── Exercise materials ──

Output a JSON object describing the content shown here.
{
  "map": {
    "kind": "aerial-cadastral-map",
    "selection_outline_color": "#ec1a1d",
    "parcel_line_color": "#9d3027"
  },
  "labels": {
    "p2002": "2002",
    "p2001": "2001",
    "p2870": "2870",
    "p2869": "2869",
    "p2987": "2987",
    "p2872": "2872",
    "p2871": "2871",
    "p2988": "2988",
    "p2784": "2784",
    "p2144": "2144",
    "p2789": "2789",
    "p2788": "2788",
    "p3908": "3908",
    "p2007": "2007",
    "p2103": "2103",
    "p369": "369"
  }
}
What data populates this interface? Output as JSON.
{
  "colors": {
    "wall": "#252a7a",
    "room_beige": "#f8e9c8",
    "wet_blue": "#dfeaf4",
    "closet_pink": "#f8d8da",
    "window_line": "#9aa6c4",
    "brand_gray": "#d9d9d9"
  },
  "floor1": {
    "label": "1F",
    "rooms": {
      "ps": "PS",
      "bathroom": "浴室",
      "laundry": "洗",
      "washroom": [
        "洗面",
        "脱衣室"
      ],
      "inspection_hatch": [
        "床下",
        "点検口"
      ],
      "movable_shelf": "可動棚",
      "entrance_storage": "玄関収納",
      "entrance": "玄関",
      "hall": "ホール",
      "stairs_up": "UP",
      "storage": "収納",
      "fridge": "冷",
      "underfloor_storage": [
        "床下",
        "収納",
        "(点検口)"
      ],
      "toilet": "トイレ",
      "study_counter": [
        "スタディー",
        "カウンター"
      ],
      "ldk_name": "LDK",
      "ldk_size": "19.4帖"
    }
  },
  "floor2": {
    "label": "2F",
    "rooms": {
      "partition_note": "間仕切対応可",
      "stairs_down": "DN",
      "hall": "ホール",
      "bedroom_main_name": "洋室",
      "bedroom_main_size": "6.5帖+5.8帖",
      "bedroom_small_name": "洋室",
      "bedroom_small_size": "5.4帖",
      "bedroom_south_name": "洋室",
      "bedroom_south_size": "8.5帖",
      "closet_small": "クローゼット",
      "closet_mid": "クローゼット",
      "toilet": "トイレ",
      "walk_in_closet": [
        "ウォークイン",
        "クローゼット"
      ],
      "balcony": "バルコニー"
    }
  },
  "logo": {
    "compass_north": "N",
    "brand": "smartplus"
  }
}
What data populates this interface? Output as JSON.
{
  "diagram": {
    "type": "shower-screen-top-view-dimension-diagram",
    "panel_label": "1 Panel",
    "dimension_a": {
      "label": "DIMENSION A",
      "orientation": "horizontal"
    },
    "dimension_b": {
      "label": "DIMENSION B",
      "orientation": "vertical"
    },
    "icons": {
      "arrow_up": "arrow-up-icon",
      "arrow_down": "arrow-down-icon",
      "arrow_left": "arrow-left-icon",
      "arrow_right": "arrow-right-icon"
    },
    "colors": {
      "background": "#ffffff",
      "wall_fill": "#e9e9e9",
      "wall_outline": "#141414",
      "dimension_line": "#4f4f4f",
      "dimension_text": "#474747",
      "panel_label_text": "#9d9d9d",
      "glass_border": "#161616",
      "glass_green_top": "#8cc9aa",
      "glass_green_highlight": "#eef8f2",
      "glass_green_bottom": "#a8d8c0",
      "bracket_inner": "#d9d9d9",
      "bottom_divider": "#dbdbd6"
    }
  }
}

───

◆ **Instructions to follow**: Give an exact copy of all the data shown above.

◆ **Written answer**:
Output a JSON object describing the content shown here.
{
  "map": {
    "kind": "aerial-cadastral-map",
    "selection_outline_color": "#ec1a1d",
    "parcel_line_color": "#9d3027"
  },
  "labels": {
    "p2002": "2002",
    "p2001": "2001",
    "p2870": "2870",
    "p2869": "2869",
    "p2987": "2987",
    "p2872": "2872",
    "p2871": "2871",
    "p2988": "2988",
    "p2784": "2784",
    "p2144": "2144",
    "p2789": "2789",
    "p2788": "2788",
    "p3908": "3908",
    "p2007": "2007",
    "p2103": "2103",
    "p369": "369"
  }
}
What data populates this interface? Output as JSON.
{
  "colors": {
    "wall": "#252a7a",
    "room_beige": "#f8e9c8",
    "wet_blue": "#dfeaf4",
    "closet_pink": "#f8d8da",
    "window_line": "#9aa6c4",
    "brand_gray": "#d9d9d9"
  },
  "floor1": {
    "label": "1F",
    "rooms": {
      "ps": "PS",
      "bathroom": "浴室",
      "laundry": "洗",
      "washroom": [
        "洗面",
        "脱衣室"
      ],
      "inspection_hatch": [
        "床下",
        "点検口"
      ],
      "movable_shelf": "可動棚",
      "entrance_storage": "玄関収納",
      "entrance": "玄関",
      "hall": "ホール",
      "stairs_up": "UP",
      "storage": "収納",
      "fridge": "冷",
      "underfloor_storage": [
        "床下",
        "収納",
        "(点検口)"
      ],
      "toilet": "トイレ",
      "study_counter": [
        "スタディー",
        "カウンター"
      ],
      "ldk_name": "LDK",
      "ldk_size": "19.4帖"
    }
  },
  "floor2": {
    "label": "2F",
    "rooms": {
      "partition_note": "間仕切対応可",
      "stairs_down": "DN",
      "hall": "ホール",
      "bedroom_main_name": "洋室",
      "bedroom_main_size": "6.5帖+5.8帖",
      "bedroom_small_name": "洋室",
      "bedroom_small_size": "5.4帖",
      "bedroom_south_name": "洋室",
      "bedroom_south_size": "8.5帖",
      "closet_small": "クローゼット",
      "closet_mid": "クローゼット",
      "toilet": "トイレ",
      "walk_in_closet": [
        "ウォークイン",
        "クローゼット"
      ],
      "balcony": "バルコニー"
    }
  },
  "logo": {
    "compass_north": "N",
    "brand": "smartplus"
  }
}
What data populates this interface? Output as JSON.
{
  "diagram": {
    "type": "shower-screen-top-view-dimension-diagram",
    "panel_label": "1 Panel",
    "dimension_a": {
      "label": "DIMENSION A",
      "orientation": "horizontal"
    },
    "dimension_b": {
      "label": "DIMENSION B",
      "orientation": "vertical"
    },
    "icons": {
      "arrow_up": "arrow-up-icon",
      "arrow_down": "arrow-down-icon",
      "arrow_left": "arrow-left-icon",
      "arrow_right": "arrow-right-icon"
    },
    "colors": {
      "background": "#ffffff",
      "wall_fill": "#e9e9e9",
      "wall_outline": "#141414",
      "dimension_line": "#4f4f4f",
      "dimension_text": "#474747",
      "panel_label_text": "#9d9d9d",
      "glass_border": "#161616",
      "glass_green_top": "#8cc9aa",
      "glass_green_highlight": "#eef8f2",
      "glass_green_bottom": "#a8d8c0",
      "bracket_inner": "#d9d9d9",
      "bottom_divider": "#dbdbd6"
    }
  }
}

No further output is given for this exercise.